* Your task:
Take each line containing the word "August" and copy it.

>> start Data entries

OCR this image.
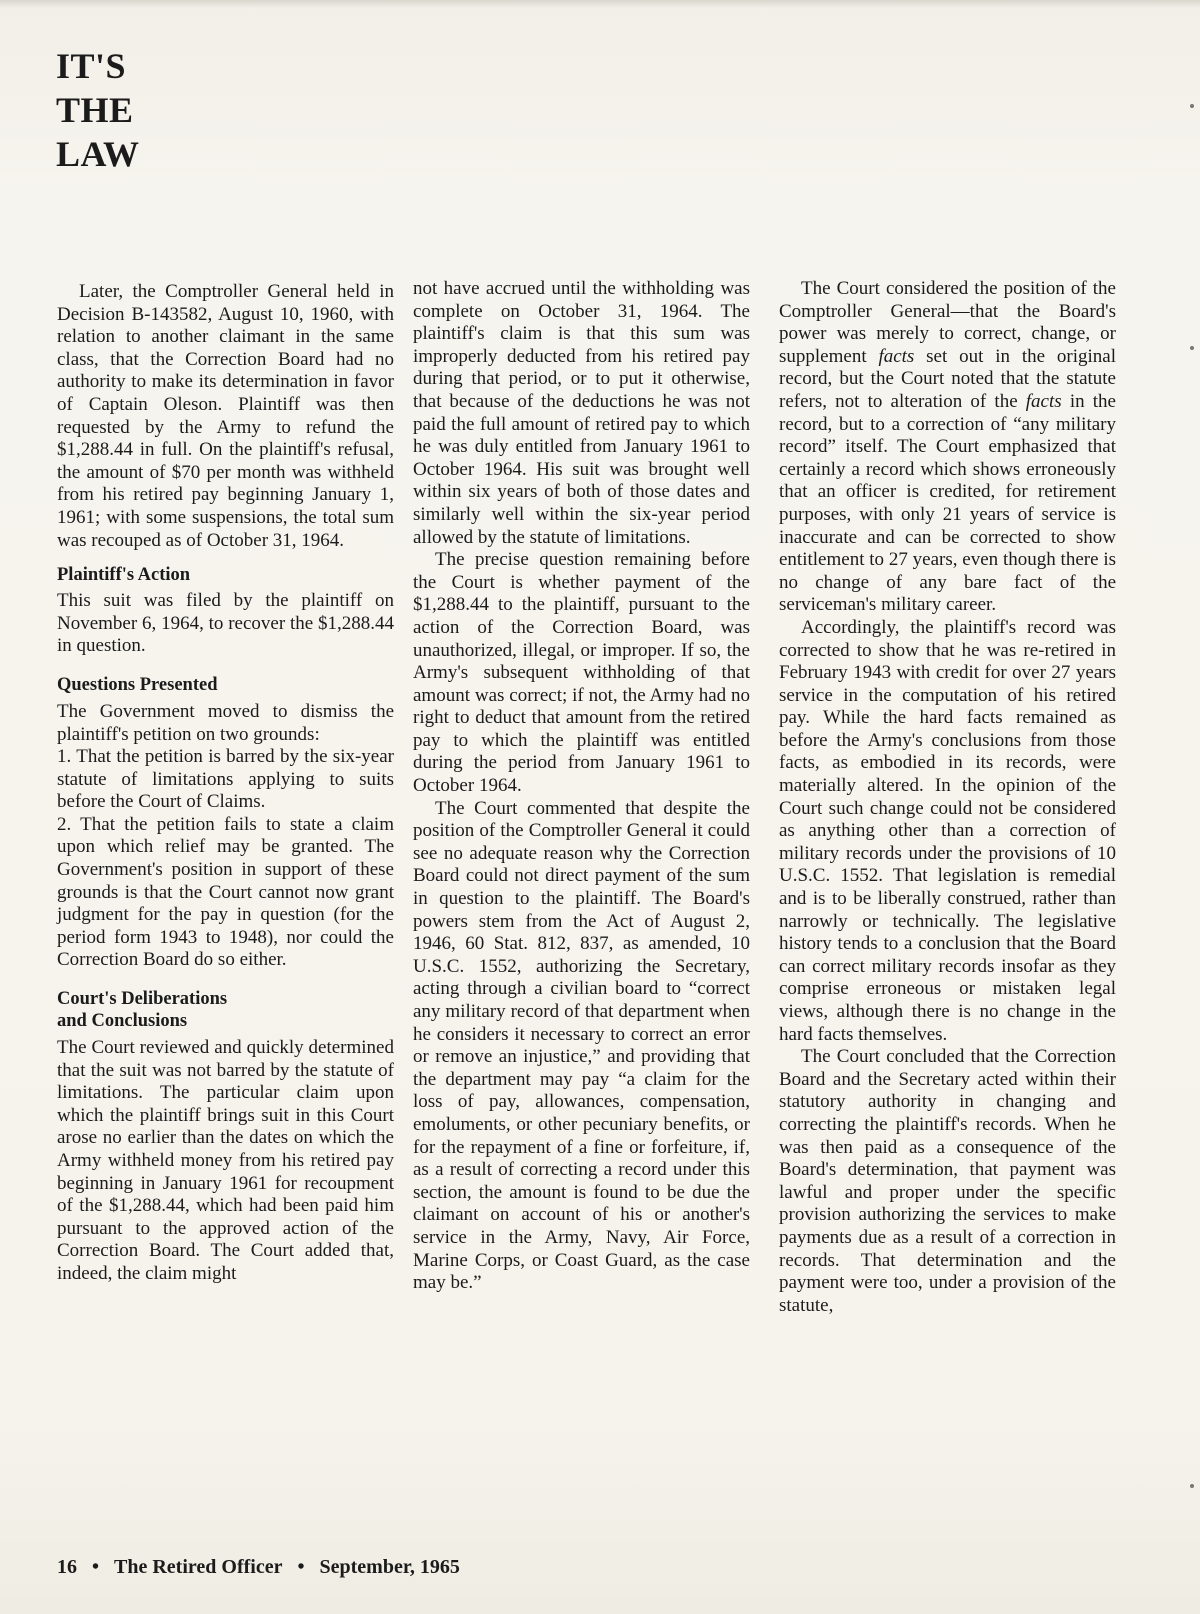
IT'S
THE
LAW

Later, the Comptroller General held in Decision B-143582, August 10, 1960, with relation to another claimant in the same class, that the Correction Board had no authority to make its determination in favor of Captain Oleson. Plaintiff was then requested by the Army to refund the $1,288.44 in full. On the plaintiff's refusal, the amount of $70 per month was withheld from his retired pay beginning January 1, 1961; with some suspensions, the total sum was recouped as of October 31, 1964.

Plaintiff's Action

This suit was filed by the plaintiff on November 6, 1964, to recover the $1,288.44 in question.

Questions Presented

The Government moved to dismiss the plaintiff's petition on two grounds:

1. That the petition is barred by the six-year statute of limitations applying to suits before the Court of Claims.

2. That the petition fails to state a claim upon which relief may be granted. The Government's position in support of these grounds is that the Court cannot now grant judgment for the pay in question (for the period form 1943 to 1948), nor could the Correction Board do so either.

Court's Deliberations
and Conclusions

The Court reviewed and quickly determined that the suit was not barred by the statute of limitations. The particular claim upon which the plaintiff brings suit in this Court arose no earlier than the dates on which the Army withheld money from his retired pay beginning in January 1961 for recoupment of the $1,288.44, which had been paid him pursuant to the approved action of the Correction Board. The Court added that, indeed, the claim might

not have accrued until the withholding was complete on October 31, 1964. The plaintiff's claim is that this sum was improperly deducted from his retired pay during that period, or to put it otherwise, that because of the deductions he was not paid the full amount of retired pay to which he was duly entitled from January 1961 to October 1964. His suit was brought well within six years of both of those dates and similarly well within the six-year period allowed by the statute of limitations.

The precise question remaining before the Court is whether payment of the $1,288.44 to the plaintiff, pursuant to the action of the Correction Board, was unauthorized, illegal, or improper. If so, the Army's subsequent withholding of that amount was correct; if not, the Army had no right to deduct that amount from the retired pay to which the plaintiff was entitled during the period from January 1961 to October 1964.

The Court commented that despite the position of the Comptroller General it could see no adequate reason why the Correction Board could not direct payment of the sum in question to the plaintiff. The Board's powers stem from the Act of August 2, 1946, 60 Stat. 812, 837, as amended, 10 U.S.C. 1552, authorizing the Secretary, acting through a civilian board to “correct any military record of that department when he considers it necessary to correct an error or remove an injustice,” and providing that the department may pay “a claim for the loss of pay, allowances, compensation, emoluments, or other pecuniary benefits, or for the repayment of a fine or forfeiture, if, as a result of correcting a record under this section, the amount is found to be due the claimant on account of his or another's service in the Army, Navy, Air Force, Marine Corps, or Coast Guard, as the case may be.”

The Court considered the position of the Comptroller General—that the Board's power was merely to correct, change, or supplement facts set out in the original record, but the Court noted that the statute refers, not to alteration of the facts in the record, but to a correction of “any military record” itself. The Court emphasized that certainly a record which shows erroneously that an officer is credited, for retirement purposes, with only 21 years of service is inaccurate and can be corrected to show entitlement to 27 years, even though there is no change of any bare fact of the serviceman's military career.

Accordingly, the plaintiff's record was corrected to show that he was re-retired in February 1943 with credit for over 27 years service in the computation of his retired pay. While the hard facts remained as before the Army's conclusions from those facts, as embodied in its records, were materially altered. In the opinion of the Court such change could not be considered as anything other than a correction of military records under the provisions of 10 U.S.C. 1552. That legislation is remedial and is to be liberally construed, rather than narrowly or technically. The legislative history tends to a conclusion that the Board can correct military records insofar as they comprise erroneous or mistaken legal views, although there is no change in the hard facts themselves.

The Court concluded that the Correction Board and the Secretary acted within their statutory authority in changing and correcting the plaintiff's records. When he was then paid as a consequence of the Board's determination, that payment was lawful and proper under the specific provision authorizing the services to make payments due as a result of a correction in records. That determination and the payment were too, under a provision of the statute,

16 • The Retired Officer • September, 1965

>> end Data entries
>> start Data entries

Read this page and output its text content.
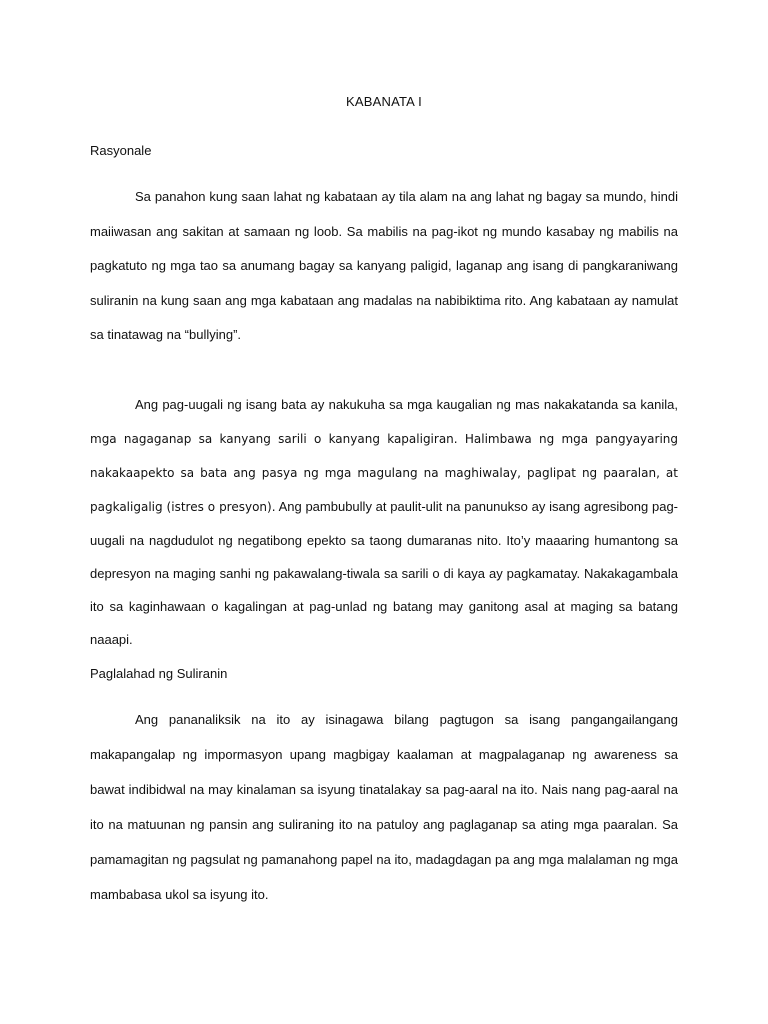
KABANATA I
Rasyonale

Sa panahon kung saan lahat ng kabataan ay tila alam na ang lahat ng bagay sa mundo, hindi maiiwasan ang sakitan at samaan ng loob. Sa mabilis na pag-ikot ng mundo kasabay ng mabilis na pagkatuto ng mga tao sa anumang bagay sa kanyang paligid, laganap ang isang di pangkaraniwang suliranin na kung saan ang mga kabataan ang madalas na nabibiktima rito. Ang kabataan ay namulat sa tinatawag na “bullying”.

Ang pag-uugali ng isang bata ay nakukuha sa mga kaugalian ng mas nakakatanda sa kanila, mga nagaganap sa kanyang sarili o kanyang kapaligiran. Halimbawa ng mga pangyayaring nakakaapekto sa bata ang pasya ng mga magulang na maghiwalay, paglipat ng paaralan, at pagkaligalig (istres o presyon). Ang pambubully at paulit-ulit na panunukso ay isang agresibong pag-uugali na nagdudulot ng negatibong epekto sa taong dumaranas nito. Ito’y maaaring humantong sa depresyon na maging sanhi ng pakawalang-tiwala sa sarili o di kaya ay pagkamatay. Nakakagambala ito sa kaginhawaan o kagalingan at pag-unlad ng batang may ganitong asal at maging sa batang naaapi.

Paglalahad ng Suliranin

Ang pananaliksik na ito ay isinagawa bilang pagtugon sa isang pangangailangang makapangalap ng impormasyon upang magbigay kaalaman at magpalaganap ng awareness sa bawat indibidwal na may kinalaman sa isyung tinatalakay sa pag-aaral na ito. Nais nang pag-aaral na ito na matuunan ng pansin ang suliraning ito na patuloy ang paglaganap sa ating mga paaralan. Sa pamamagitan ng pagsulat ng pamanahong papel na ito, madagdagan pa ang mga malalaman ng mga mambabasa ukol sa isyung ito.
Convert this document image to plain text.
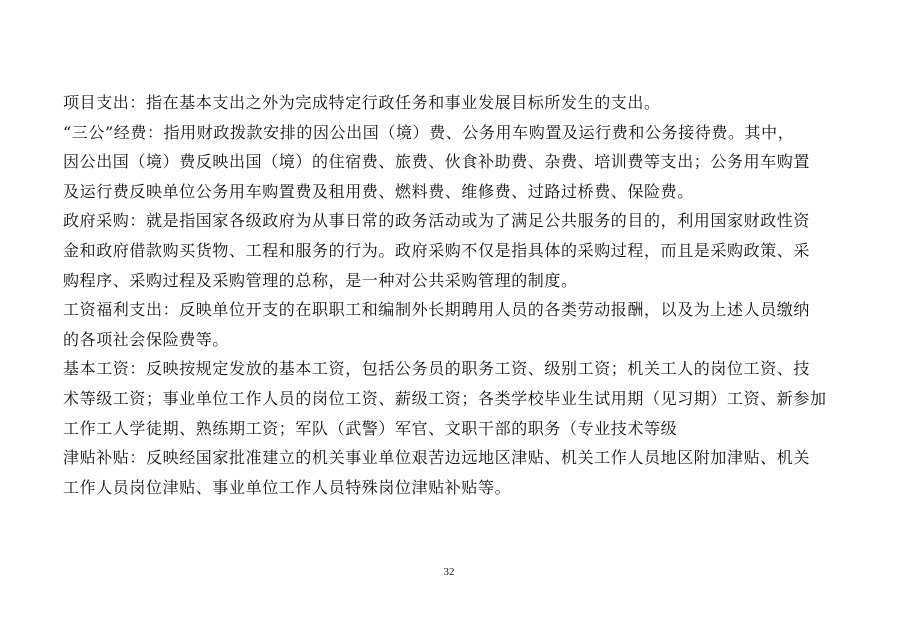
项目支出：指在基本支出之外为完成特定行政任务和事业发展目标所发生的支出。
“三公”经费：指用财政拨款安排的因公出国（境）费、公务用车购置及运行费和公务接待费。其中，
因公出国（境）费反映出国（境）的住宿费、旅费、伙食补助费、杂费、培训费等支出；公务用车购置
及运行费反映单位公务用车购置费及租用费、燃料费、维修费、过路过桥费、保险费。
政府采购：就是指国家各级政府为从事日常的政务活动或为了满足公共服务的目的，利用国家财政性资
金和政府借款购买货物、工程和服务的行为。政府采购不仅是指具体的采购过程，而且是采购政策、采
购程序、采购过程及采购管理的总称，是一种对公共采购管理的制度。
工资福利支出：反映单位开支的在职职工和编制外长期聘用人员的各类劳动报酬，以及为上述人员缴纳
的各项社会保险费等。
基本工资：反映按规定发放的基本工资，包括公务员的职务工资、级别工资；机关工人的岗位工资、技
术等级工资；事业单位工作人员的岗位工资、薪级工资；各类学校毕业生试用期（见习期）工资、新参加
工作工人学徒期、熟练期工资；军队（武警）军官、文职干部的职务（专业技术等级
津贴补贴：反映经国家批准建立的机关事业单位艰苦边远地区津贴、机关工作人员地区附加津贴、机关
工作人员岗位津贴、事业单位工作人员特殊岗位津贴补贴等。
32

>> end Data entries

* The reply:
Later, the Comptroller General held in Decision B-143582, August 10, 1960, with relation to another claimant in the same class, that the Correction Board had no authority to make its determination in favor of Captain Oleson. Plaintiff was then requested by the Army to refund the $1,288.44 in full. On the plaintiff's refusal, the amount of $70 per month was withheld from his retired pay beginning January 1, 1961; with some suspensions, the total sum was recouped as of October 31, 1964.
The Court commented that despite the position of the Comptroller General it could see no adequate reason why the Correction Board could not direct payment of the sum in question to the plaintiff. The Board's powers stem from the Act of August 2, 1946, 60 Stat. 812, 837, as amended, 10 U.S.C. 1552, authorizing the Secretary, acting through a civilian board to “correct any military record of that department when he considers it necessary to correct an error or remove an injustice,” and providing that the department may pay “a claim for the loss of pay, allowances, compensation, emoluments, or other pecuniary benefits, or for the repayment of a fine or forfeiture, if, as a result of correcting a record under this section, the amount is found to be due the claimant on account of his or another's service in the Army, Navy, Air Force, Marine Corps, or Coast Guard, as the case may be.”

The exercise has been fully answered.